Return the count of lines that hold the string "color", with no other words.

═══ Given entries

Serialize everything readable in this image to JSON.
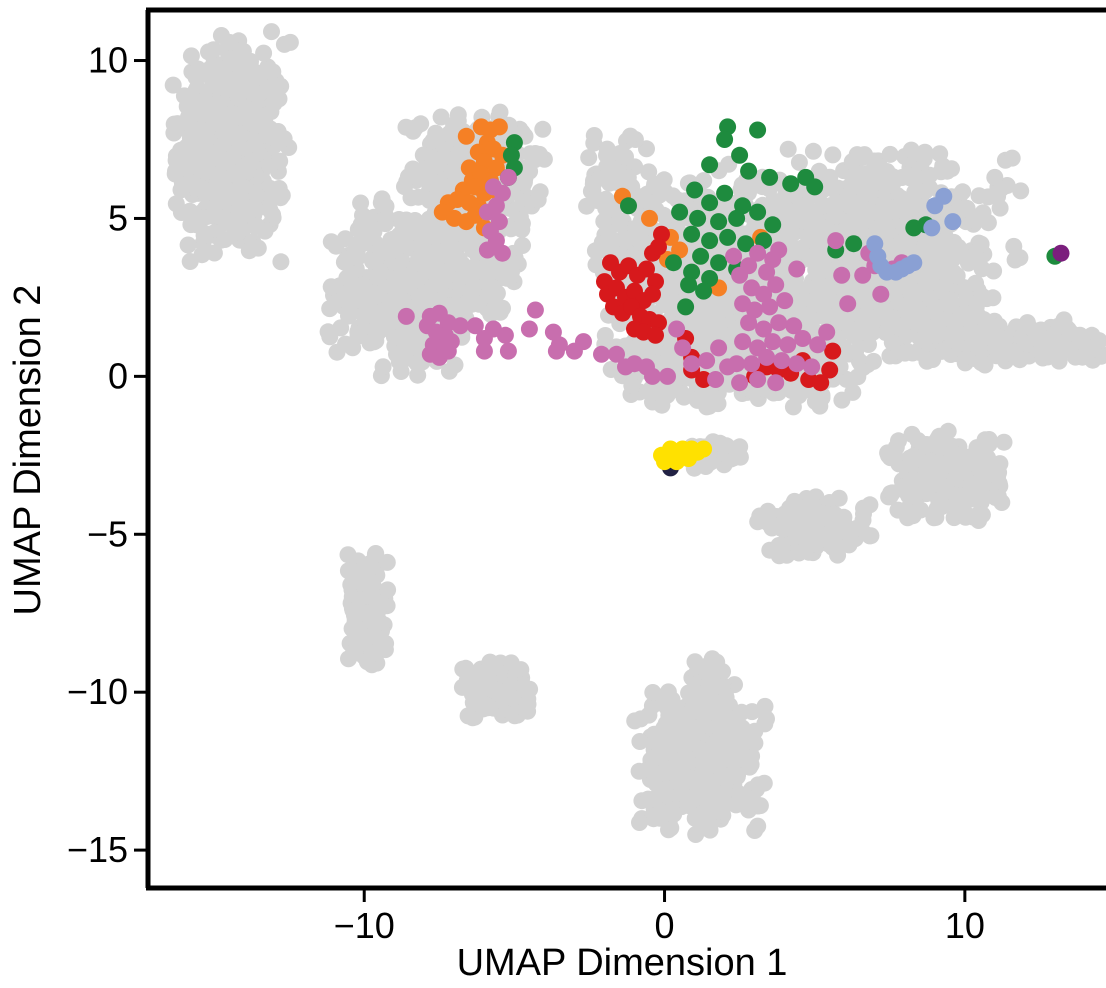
{
  "chart_data": {
    "type": "scatter",
    "title": "",
    "xlabel": "UMAP Dimension 1",
    "ylabel": "UMAP Dimension 2",
    "xlim": [
      -17.2,
      14.7
    ],
    "ylim": [
      -16.2,
      11.6
    ],
    "xticks": [
      {
        "value": -10,
        "label": "−10"
      },
      {
        "value": 0,
        "label": "0"
      },
      {
        "value": 10,
        "label": "10"
      }
    ],
    "yticks": [
      {
        "value": 10,
        "label": "10"
      },
      {
        "value": 5,
        "label": "5"
      },
      {
        "value": 0,
        "label": "0"
      },
      {
        "value": -5,
        "label": "−5"
      },
      {
        "value": -10,
        "label": "−10"
      },
      {
        "value": -15,
        "label": "−15"
      }
    ],
    "grid": false,
    "legend": "none",
    "background_points": {
      "color": "#D3D3D3",
      "clusters": [
        {
          "cx": -14.4,
          "cy": 7.2,
          "sx": 0.9,
          "sy": 1.7,
          "n": 520
        },
        {
          "cx": -6.3,
          "cy": 6.4,
          "sx": 1.1,
          "sy": 0.9,
          "n": 300
        },
        {
          "cx": -8.7,
          "cy": 2.8,
          "sx": 1.2,
          "sy": 1.3,
          "n": 380
        },
        {
          "cx": -6.5,
          "cy": 3.3,
          "sx": 0.9,
          "sy": 1.0,
          "n": 160
        },
        {
          "cx": -1.6,
          "cy": 5.8,
          "sx": 0.6,
          "sy": 1.0,
          "n": 70
        },
        {
          "cx": 1.2,
          "cy": 3.5,
          "sx": 1.6,
          "sy": 1.5,
          "n": 520
        },
        {
          "cx": 3.6,
          "cy": 1.0,
          "sx": 1.5,
          "sy": 0.9,
          "n": 420
        },
        {
          "cx": 6.8,
          "cy": 4.6,
          "sx": 2.3,
          "sy": 1.2,
          "n": 520
        },
        {
          "cx": 8.2,
          "cy": 2.3,
          "sx": 1.4,
          "sy": 0.9,
          "n": 260
        },
        {
          "cx": 11.5,
          "cy": 1.1,
          "sx": 1.6,
          "sy": 0.35,
          "n": 170
        },
        {
          "cx": 0.1,
          "cy": 0.7,
          "sx": 1.0,
          "sy": 0.8,
          "n": 140
        },
        {
          "cx": 9.4,
          "cy": -3.2,
          "sx": 0.9,
          "sy": 0.7,
          "n": 240
        },
        {
          "cx": 5.0,
          "cy": -4.8,
          "sx": 0.9,
          "sy": 0.45,
          "n": 140
        },
        {
          "cx": 1.5,
          "cy": -2.5,
          "sx": 0.5,
          "sy": 0.2,
          "n": 50
        },
        {
          "cx": -9.9,
          "cy": -7.4,
          "sx": 0.35,
          "sy": 0.85,
          "n": 190
        },
        {
          "cx": -5.6,
          "cy": -9.9,
          "sx": 0.55,
          "sy": 0.45,
          "n": 170
        },
        {
          "cx": 1.2,
          "cy": -12.1,
          "sx": 1.0,
          "sy": 1.1,
          "n": 420
        },
        {
          "cx": 1.4,
          "cy": -9.6,
          "sx": 0.25,
          "sy": 0.4,
          "n": 40
        }
      ]
    },
    "series": [
      {
        "color": "#F58025",
        "points": [
          [
            -6.6,
            7.6
          ],
          [
            -6.1,
            7.9
          ],
          [
            -5.8,
            7.8
          ],
          [
            -5.5,
            7.9
          ],
          [
            -5.9,
            7.4
          ],
          [
            -6.2,
            7.1
          ],
          [
            -5.7,
            7.2
          ],
          [
            -5.4,
            7.0
          ],
          [
            -6.5,
            6.6
          ],
          [
            -6.0,
            6.8
          ],
          [
            -5.6,
            6.6
          ],
          [
            -6.4,
            6.2
          ],
          [
            -6.1,
            6.4
          ],
          [
            -5.8,
            6.2
          ],
          [
            -6.7,
            5.9
          ],
          [
            -6.3,
            6.0
          ],
          [
            -6.0,
            5.8
          ],
          [
            -5.7,
            5.9
          ],
          [
            -7.2,
            5.5
          ],
          [
            -6.9,
            5.6
          ],
          [
            -6.5,
            5.5
          ],
          [
            -6.2,
            5.4
          ],
          [
            -7.4,
            5.2
          ],
          [
            -7.0,
            5.0
          ],
          [
            -6.6,
            4.9
          ],
          [
            -6.0,
            4.7
          ],
          [
            -6.3,
            5.1
          ],
          [
            -1.4,
            5.7
          ],
          [
            -0.5,
            5.0
          ],
          [
            0.2,
            4.4
          ],
          [
            0.5,
            4.0
          ],
          [
            0.1,
            3.7
          ],
          [
            1.8,
            2.8
          ],
          [
            3.2,
            4.4
          ]
        ]
      },
      {
        "color": "#1E8B3E",
        "points": [
          [
            -5.0,
            7.4
          ],
          [
            -5.1,
            7.0
          ],
          [
            -5.0,
            6.6
          ],
          [
            -5.2,
            6.3
          ],
          [
            -1.2,
            5.4
          ],
          [
            2.1,
            7.9
          ],
          [
            2.0,
            7.5
          ],
          [
            3.1,
            7.8
          ],
          [
            1.5,
            6.7
          ],
          [
            2.5,
            7.0
          ],
          [
            2.8,
            6.5
          ],
          [
            3.5,
            6.3
          ],
          [
            4.2,
            6.1
          ],
          [
            4.7,
            6.3
          ],
          [
            5.0,
            6.0
          ],
          [
            1.0,
            5.9
          ],
          [
            1.5,
            5.5
          ],
          [
            2.0,
            5.8
          ],
          [
            2.6,
            5.4
          ],
          [
            0.5,
            5.2
          ],
          [
            1.1,
            5.0
          ],
          [
            1.8,
            4.9
          ],
          [
            2.4,
            5.0
          ],
          [
            3.1,
            5.2
          ],
          [
            3.6,
            4.8
          ],
          [
            0.9,
            4.5
          ],
          [
            1.5,
            4.3
          ],
          [
            2.1,
            4.4
          ],
          [
            2.7,
            4.2
          ],
          [
            3.3,
            4.3
          ],
          [
            1.2,
            3.8
          ],
          [
            1.8,
            3.6
          ],
          [
            2.4,
            3.4
          ],
          [
            0.3,
            3.6
          ],
          [
            0.9,
            3.3
          ],
          [
            1.5,
            3.1
          ],
          [
            1.3,
            2.7
          ],
          [
            0.8,
            2.9
          ],
          [
            5.7,
            4.0
          ],
          [
            6.3,
            4.2
          ],
          [
            8.3,
            4.7
          ],
          [
            8.7,
            4.8
          ],
          [
            13.0,
            3.8
          ],
          [
            0.7,
            2.2
          ]
        ]
      },
      {
        "color": "#D7191C",
        "points": [
          [
            -2.0,
            3.0
          ],
          [
            -1.8,
            3.6
          ],
          [
            -1.5,
            3.3
          ],
          [
            -1.2,
            3.5
          ],
          [
            -0.9,
            3.2
          ],
          [
            -0.6,
            3.4
          ],
          [
            -0.3,
            3.0
          ],
          [
            -1.9,
            2.6
          ],
          [
            -1.6,
            2.8
          ],
          [
            -1.3,
            2.5
          ],
          [
            -1.0,
            2.7
          ],
          [
            -0.7,
            2.4
          ],
          [
            -0.4,
            2.6
          ],
          [
            -1.7,
            2.2
          ],
          [
            -1.4,
            2.0
          ],
          [
            -1.1,
            2.2
          ],
          [
            -0.8,
            1.9
          ],
          [
            -0.5,
            1.8
          ],
          [
            -0.2,
            1.7
          ],
          [
            -1.0,
            1.5
          ],
          [
            -0.7,
            1.4
          ],
          [
            -0.3,
            1.3
          ],
          [
            -0.1,
            4.5
          ],
          [
            -0.4,
            3.9
          ],
          [
            -0.2,
            4.1
          ],
          [
            0.7,
            1.2
          ],
          [
            0.9,
            0.6
          ],
          [
            1.3,
            -0.1
          ],
          [
            3.0,
            0.0
          ],
          [
            3.4,
            0.3
          ],
          [
            4.2,
            0.1
          ],
          [
            4.8,
            -0.1
          ],
          [
            5.2,
            -0.2
          ],
          [
            5.5,
            0.2
          ],
          [
            5.6,
            0.8
          ],
          [
            4.6,
            0.5
          ],
          [
            3.8,
            0.2
          ],
          [
            0.9,
            0.2
          ]
        ]
      },
      {
        "color": "#C86EAE",
        "points": [
          [
            -7.8,
            1.9
          ],
          [
            -7.5,
            2.0
          ],
          [
            -7.2,
            1.7
          ],
          [
            -7.9,
            1.6
          ],
          [
            -7.6,
            1.4
          ],
          [
            -7.3,
            1.3
          ],
          [
            -7.7,
            1.0
          ],
          [
            -7.4,
            0.9
          ],
          [
            -7.1,
            1.1
          ],
          [
            -7.8,
            0.7
          ],
          [
            -7.5,
            0.6
          ],
          [
            -7.2,
            0.8
          ],
          [
            -8.6,
            1.9
          ],
          [
            -6.8,
            1.6
          ],
          [
            -6.3,
            1.6
          ],
          [
            -6.0,
            1.2
          ],
          [
            -5.7,
            1.5
          ],
          [
            -5.3,
            1.3
          ],
          [
            -4.5,
            1.5
          ],
          [
            -4.3,
            2.1
          ],
          [
            -3.7,
            1.4
          ],
          [
            -3.5,
            1.0
          ],
          [
            -2.7,
            1.1
          ],
          [
            -3.0,
            0.8
          ],
          [
            -3.6,
            0.8
          ],
          [
            -2.1,
            0.7
          ],
          [
            -1.6,
            0.7
          ],
          [
            -1.0,
            0.4
          ],
          [
            -0.6,
            0.3
          ],
          [
            -1.3,
            0.3
          ],
          [
            -0.4,
            0.0
          ],
          [
            0.1,
            0.0
          ],
          [
            -6.0,
            0.8
          ],
          [
            -5.2,
            0.8
          ],
          [
            -5.7,
            6.0
          ],
          [
            -5.4,
            5.8
          ],
          [
            -5.6,
            5.4
          ],
          [
            -5.9,
            5.2
          ],
          [
            -5.5,
            4.9
          ],
          [
            -5.8,
            4.6
          ],
          [
            -5.6,
            4.3
          ],
          [
            -5.9,
            4.0
          ],
          [
            -5.4,
            3.9
          ],
          [
            -5.2,
            6.3
          ],
          [
            2.3,
            3.8
          ],
          [
            2.8,
            3.5
          ],
          [
            3.1,
            3.9
          ],
          [
            2.5,
            3.2
          ],
          [
            3.4,
            3.3
          ],
          [
            2.9,
            2.8
          ],
          [
            3.3,
            2.6
          ],
          [
            3.7,
            2.9
          ],
          [
            2.6,
            2.3
          ],
          [
            3.0,
            2.1
          ],
          [
            3.5,
            2.2
          ],
          [
            4.0,
            2.4
          ],
          [
            2.8,
            1.7
          ],
          [
            3.3,
            1.5
          ],
          [
            3.8,
            1.7
          ],
          [
            4.3,
            1.6
          ],
          [
            2.6,
            1.1
          ],
          [
            3.1,
            0.9
          ],
          [
            3.6,
            1.1
          ],
          [
            4.1,
            1.0
          ],
          [
            4.6,
            1.2
          ],
          [
            5.1,
            1.0
          ],
          [
            5.4,
            1.4
          ],
          [
            2.4,
            0.4
          ],
          [
            2.9,
            0.4
          ],
          [
            3.4,
            0.6
          ],
          [
            3.9,
            0.5
          ],
          [
            4.4,
            0.4
          ],
          [
            4.9,
            0.3
          ],
          [
            2.5,
            -0.2
          ],
          [
            3.1,
            -0.1
          ],
          [
            3.7,
            -0.2
          ],
          [
            1.4,
            0.5
          ],
          [
            0.9,
            0.4
          ],
          [
            1.8,
            0.9
          ],
          [
            2.1,
            0.3
          ],
          [
            1.7,
            -0.1
          ],
          [
            3.8,
            4.0
          ],
          [
            3.6,
            3.7
          ],
          [
            4.4,
            3.4
          ],
          [
            5.7,
            4.3
          ],
          [
            5.9,
            3.2
          ],
          [
            6.8,
            3.9
          ],
          [
            7.0,
            3.5
          ],
          [
            6.6,
            3.2
          ],
          [
            7.2,
            2.6
          ],
          [
            7.6,
            3.4
          ],
          [
            7.9,
            3.6
          ],
          [
            6.1,
            2.3
          ],
          [
            0.4,
            1.5
          ],
          [
            0.6,
            0.9
          ]
        ]
      },
      {
        "color": "#8AA0D4",
        "points": [
          [
            7.0,
            4.2
          ],
          [
            7.1,
            3.8
          ],
          [
            7.4,
            3.3
          ],
          [
            7.7,
            3.3
          ],
          [
            7.9,
            3.4
          ],
          [
            8.1,
            3.5
          ],
          [
            8.3,
            3.6
          ],
          [
            7.2,
            3.5
          ],
          [
            9.0,
            5.4
          ],
          [
            9.3,
            5.7
          ],
          [
            9.6,
            4.9
          ],
          [
            8.9,
            4.7
          ]
        ]
      },
      {
        "color": "#7B1F7D",
        "points": [
          [
            13.2,
            3.9
          ]
        ]
      },
      {
        "color": "#222244",
        "points": [
          [
            0.2,
            -2.9
          ]
        ]
      },
      {
        "color": "#FFE100",
        "points": [
          [
            -0.1,
            -2.5
          ],
          [
            0.1,
            -2.6
          ],
          [
            0.3,
            -2.5
          ],
          [
            0.5,
            -2.4
          ],
          [
            0.7,
            -2.5
          ],
          [
            0.9,
            -2.3
          ],
          [
            1.1,
            -2.4
          ],
          [
            1.3,
            -2.3
          ],
          [
            0.0,
            -2.7
          ],
          [
            0.4,
            -2.7
          ],
          [
            0.8,
            -2.6
          ],
          [
            0.6,
            -2.3
          ],
          [
            0.2,
            -2.3
          ]
        ]
      }
    ]
  }
}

══════

> [Complete output]:
9